What you should do:
The data that follows should be copied out exactly.

Stored dataset items:

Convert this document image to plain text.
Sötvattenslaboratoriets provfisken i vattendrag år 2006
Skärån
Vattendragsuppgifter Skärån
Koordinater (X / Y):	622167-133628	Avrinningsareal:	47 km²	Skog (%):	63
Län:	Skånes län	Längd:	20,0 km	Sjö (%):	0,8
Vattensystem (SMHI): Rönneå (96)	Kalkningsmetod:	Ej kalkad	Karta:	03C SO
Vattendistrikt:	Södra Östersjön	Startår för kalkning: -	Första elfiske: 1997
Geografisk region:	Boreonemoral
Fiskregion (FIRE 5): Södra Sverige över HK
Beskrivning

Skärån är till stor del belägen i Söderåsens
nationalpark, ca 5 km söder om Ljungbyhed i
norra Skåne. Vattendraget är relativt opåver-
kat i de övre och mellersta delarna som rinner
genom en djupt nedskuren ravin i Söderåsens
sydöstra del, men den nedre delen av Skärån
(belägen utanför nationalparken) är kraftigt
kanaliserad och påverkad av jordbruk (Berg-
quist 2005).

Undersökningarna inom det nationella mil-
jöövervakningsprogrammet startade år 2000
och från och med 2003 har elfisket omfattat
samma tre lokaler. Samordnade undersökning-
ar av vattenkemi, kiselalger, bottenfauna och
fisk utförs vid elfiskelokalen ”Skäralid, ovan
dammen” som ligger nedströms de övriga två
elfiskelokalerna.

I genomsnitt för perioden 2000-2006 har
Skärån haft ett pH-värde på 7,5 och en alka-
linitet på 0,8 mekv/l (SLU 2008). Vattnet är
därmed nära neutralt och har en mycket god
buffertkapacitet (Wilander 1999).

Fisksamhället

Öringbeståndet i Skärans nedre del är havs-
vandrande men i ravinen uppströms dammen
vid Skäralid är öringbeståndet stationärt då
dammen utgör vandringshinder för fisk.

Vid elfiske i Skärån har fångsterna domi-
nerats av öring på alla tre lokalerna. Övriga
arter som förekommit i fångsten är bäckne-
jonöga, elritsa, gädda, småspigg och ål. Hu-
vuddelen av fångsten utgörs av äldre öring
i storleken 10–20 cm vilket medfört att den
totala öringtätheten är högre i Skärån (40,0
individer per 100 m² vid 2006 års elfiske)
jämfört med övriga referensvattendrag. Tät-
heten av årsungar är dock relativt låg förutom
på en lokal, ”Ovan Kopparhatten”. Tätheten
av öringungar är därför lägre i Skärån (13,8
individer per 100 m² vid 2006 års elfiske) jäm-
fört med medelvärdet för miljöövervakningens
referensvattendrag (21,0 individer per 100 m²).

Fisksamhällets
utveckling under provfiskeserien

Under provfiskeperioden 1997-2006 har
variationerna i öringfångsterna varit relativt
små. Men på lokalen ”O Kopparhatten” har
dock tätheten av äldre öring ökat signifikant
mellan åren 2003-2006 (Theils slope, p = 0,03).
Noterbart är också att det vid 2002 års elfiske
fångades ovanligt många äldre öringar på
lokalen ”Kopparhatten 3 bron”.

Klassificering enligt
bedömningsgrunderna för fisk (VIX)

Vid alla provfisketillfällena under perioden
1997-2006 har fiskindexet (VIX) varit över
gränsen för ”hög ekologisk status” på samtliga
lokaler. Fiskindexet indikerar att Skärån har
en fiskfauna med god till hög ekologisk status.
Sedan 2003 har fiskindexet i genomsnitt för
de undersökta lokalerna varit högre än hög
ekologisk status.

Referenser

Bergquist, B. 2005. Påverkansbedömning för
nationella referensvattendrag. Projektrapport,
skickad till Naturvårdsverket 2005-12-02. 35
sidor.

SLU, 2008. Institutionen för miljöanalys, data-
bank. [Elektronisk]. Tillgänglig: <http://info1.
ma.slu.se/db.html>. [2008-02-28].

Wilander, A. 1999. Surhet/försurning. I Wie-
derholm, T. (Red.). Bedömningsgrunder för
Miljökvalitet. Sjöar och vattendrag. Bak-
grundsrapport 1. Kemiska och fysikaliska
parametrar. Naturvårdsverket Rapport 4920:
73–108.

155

Output of the task:
Convert this document image to plain text.
Sötvattenslaboratoriets provfisken i vattendrag år 2006
Skärån
Vattendragsuppgifter Skärån
Koordinater (X / Y):	622167-133628	Avrinningsareal:	47 km²	Skog (%):	63
Län:	Skånes län	Längd:	20,0 km	Sjö (%):	0,8
Vattensystem (SMHI): Rönneå (96)	Kalkningsmetod:	Ej kalkad	Karta:	03C SO
Vattendistrikt:	Södra Östersjön	Startår för kalkning: -	Första elfiske: 1997
Geografisk region:	Boreonemoral
Fiskregion (FIRE 5): Södra Sverige över HK
Beskrivning

Skärån är till stor del belägen i Söderåsens
nationalpark, ca 5 km söder om Ljungbyhed i
norra Skåne. Vattendraget är relativt opåver-
kat i de övre och mellersta delarna som rinner
genom en djupt nedskuren ravin i Söderåsens
sydöstra del, men den nedre delen av Skärån
(belägen utanför nationalparken) är kraftigt
kanaliserad och påverkad av jordbruk (Berg-
quist 2005).

Undersökningarna inom det nationella mil-
jöövervakningsprogrammet startade år 2000
och från och med 2003 har elfisket omfattat
samma tre lokaler. Samordnade undersökning-
ar av vattenkemi, kiselalger, bottenfauna och
fisk utförs vid elfiskelokalen ”Skäralid, ovan
dammen” som ligger nedströms de övriga två
elfiskelokalerna.

I genomsnitt för perioden 2000-2006 har
Skärån haft ett pH-värde på 7,5 och en alka-
linitet på 0,8 mekv/l (SLU 2008). Vattnet är
därmed nära neutralt och har en mycket god
buffertkapacitet (Wilander 1999).

Fisksamhället

Öringbeståndet i Skärans nedre del är havs-
vandrande men i ravinen uppströms dammen
vid Skäralid är öringbeståndet stationärt då
dammen utgör vandringshinder för fisk.

Vid elfiske i Skärån har fångsterna domi-
nerats av öring på alla tre lokalerna. Övriga
arter som förekommit i fångsten är bäckne-
jonöga, elritsa, gädda, småspigg och ål. Hu-
vuddelen av fångsten utgörs av äldre öring
i storleken 10–20 cm vilket medfört att den
totala öringtätheten är högre i Skärån (40,0
individer per 100 m² vid 2006 års elfiske)
jämfört med övriga referensvattendrag. Tät-
heten av årsungar är dock relativt låg förutom
på en lokal, ”Ovan Kopparhatten”. Tätheten
av öringungar är därför lägre i Skärån (13,8
individer per 100 m² vid 2006 års elfiske) jäm-
fört med medelvärdet för miljöövervakningens
referensvattendrag (21,0 individer per 100 m²).

Fisksamhällets
utveckling under provfiskeserien

Under provfiskeperioden 1997-2006 har
variationerna i öringfångsterna varit relativt
små. Men på lokalen ”O Kopparhatten” har
dock tätheten av äldre öring ökat signifikant
mellan åren 2003-2006 (Theils slope, p = 0,03).
Noterbart är också att det vid 2002 års elfiske
fångades ovanligt många äldre öringar på
lokalen ”Kopparhatten 3 bron”.

Klassificering enligt
bedömningsgrunderna för fisk (VIX)

Vid alla provfisketillfällena under perioden
1997-2006 har fiskindexet (VIX) varit över
gränsen för ”hög ekologisk status” på samtliga
lokaler. Fiskindexet indikerar att Skärån har
en fiskfauna med god till hög ekologisk status.
Sedan 2003 har fiskindexet i genomsnitt för
de undersökta lokalerna varit högre än hög
ekologisk status.

Referenser

Bergquist, B. 2005. Påverkansbedömning för
nationella referensvattendrag. Projektrapport,
skickad till Naturvårdsverket 2005-12-02. 35
sidor.

SLU, 2008. Institutionen för miljöanalys, data-
bank. [Elektronisk]. Tillgänglig: <http://info1.
ma.slu.se/db.html>. [2008-02-28].

Wilander, A. 1999. Surhet/försurning. I Wie-
derholm, T. (Red.). Bedömningsgrunder för
Miljökvalitet. Sjöar och vattendrag. Bak-
grundsrapport 1. Kemiska och fysikaliska
parametrar. Naturvårdsverket Rapport 4920:
73–108.

155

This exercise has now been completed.